TASK:
Among the records below, find each line that includes the string "大连市第八中学" and copy it.

::: DATA TO PROCESS :::

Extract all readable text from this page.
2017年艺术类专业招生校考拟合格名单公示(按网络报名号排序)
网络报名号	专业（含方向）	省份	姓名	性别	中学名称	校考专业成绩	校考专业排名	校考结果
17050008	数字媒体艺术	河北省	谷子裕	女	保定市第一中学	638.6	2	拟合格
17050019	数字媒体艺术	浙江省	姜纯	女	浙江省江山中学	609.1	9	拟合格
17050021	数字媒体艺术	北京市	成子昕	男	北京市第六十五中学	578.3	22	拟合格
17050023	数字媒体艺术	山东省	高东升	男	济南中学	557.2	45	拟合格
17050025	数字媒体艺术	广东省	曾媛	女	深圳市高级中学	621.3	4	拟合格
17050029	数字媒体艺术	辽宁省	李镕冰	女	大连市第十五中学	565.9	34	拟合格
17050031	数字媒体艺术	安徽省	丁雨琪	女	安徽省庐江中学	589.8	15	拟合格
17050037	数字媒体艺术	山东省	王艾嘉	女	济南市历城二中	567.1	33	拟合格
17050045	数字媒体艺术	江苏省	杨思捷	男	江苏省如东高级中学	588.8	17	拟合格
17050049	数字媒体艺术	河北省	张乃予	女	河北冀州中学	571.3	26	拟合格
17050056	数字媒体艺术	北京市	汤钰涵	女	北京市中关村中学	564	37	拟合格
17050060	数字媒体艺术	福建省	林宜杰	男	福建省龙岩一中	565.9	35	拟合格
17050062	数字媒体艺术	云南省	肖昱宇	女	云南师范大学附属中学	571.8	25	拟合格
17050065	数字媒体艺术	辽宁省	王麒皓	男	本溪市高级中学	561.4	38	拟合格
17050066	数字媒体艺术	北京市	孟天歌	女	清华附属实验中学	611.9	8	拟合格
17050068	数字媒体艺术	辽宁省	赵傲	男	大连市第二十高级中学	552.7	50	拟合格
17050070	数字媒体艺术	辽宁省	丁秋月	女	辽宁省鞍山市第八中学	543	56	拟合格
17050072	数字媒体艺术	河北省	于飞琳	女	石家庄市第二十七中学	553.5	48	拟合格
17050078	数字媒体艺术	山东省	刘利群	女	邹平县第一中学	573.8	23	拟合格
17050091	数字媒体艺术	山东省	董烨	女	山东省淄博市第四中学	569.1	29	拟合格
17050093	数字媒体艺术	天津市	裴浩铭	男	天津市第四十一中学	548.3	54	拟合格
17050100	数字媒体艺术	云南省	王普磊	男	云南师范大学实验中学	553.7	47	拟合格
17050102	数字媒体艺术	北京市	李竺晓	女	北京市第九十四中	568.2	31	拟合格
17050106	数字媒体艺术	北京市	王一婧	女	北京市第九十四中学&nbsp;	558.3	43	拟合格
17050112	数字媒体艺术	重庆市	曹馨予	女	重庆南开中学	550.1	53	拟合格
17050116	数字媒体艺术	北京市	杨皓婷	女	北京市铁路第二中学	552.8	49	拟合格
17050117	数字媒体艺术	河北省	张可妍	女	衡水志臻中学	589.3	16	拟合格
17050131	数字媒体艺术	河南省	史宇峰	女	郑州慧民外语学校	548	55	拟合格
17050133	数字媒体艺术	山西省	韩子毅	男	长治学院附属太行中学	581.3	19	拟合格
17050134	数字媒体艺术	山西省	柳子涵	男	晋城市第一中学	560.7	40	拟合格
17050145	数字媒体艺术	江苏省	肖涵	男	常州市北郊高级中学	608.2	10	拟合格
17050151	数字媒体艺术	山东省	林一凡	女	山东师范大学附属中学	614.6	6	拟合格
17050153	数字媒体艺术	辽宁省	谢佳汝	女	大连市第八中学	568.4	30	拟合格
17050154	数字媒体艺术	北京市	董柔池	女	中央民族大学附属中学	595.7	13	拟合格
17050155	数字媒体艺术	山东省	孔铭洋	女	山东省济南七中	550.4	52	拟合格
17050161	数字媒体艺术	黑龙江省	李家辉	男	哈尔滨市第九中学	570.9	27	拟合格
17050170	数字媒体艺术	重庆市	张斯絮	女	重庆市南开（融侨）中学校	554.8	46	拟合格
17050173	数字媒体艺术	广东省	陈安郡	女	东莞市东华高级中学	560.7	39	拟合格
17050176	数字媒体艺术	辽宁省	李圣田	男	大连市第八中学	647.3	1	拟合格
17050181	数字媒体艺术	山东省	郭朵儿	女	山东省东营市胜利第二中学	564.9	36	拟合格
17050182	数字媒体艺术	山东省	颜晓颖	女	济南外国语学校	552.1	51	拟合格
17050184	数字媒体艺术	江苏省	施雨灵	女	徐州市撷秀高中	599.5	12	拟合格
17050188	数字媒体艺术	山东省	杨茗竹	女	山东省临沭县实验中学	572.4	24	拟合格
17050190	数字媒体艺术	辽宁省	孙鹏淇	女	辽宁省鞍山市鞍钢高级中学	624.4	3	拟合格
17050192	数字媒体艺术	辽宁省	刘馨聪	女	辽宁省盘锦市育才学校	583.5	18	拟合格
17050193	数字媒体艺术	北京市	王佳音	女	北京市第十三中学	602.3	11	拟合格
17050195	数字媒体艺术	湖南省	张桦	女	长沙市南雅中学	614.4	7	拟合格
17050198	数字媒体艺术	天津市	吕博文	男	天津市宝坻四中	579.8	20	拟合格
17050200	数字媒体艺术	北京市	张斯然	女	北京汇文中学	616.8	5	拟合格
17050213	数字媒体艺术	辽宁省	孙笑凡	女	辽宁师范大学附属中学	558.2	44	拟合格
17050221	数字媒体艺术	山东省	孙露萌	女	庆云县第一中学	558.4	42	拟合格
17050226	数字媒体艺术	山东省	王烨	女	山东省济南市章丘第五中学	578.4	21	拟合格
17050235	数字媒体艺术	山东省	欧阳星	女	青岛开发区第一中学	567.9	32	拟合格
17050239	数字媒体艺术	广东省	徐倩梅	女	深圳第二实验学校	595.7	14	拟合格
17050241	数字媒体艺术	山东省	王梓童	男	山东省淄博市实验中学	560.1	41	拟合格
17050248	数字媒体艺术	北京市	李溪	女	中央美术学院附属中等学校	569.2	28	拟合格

:::

FINISHED TASK:
17050153	数字媒体艺术	辽宁省	谢佳汝	女	大连市第八中学	568.4	30	拟合格
17050176	数字媒体艺术	辽宁省	李圣田	男	大连市第八中学	647.3	1	拟合格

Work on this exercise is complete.